= Directions =
Write out the listing in full, matching it word for word.

═══ Supplied records

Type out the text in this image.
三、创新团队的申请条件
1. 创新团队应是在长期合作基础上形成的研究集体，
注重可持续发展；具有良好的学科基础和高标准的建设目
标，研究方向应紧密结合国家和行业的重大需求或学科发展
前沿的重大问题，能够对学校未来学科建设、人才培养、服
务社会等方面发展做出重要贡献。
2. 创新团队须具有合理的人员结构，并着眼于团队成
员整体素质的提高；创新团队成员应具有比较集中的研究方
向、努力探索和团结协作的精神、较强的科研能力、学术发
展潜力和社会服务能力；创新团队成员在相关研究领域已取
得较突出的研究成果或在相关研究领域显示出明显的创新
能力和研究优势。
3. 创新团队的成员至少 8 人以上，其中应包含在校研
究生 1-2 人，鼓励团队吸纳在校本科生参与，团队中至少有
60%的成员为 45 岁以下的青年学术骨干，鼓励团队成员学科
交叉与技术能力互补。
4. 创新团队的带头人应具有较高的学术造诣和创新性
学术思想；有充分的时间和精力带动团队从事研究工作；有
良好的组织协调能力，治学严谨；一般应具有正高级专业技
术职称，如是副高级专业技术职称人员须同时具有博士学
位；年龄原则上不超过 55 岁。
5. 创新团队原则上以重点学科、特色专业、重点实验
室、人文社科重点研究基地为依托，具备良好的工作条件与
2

══════

= Task solution =
Type out the text in this image.
三、创新团队的申请条件
1. 创新团队应是在长期合作基础上形成的研究集体，
注重可持续发展；具有良好的学科基础和高标准的建设目
标，研究方向应紧密结合国家和行业的重大需求或学科发展
前沿的重大问题，能够对学校未来学科建设、人才培养、服
务社会等方面发展做出重要贡献。
2. 创新团队须具有合理的人员结构，并着眼于团队成
员整体素质的提高；创新团队成员应具有比较集中的研究方
向、努力探索和团结协作的精神、较强的科研能力、学术发
展潜力和社会服务能力；创新团队成员在相关研究领域已取
得较突出的研究成果或在相关研究领域显示出明显的创新
能力和研究优势。
3. 创新团队的成员至少 8 人以上，其中应包含在校研
究生 1-2 人，鼓励团队吸纳在校本科生参与，团队中至少有
60%的成员为 45 岁以下的青年学术骨干，鼓励团队成员学科
交叉与技术能力互补。
4. 创新团队的带头人应具有较高的学术造诣和创新性
学术思想；有充分的时间和精力带动团队从事研究工作；有
良好的组织协调能力，治学严谨；一般应具有正高级专业技
术职称，如是副高级专业技术职称人员须同时具有博士学
位；年龄原则上不超过 55 岁。
5. 创新团队原则上以重点学科、特色专业、重点实验
室、人文社科重点研究基地为依托，具备良好的工作条件与
2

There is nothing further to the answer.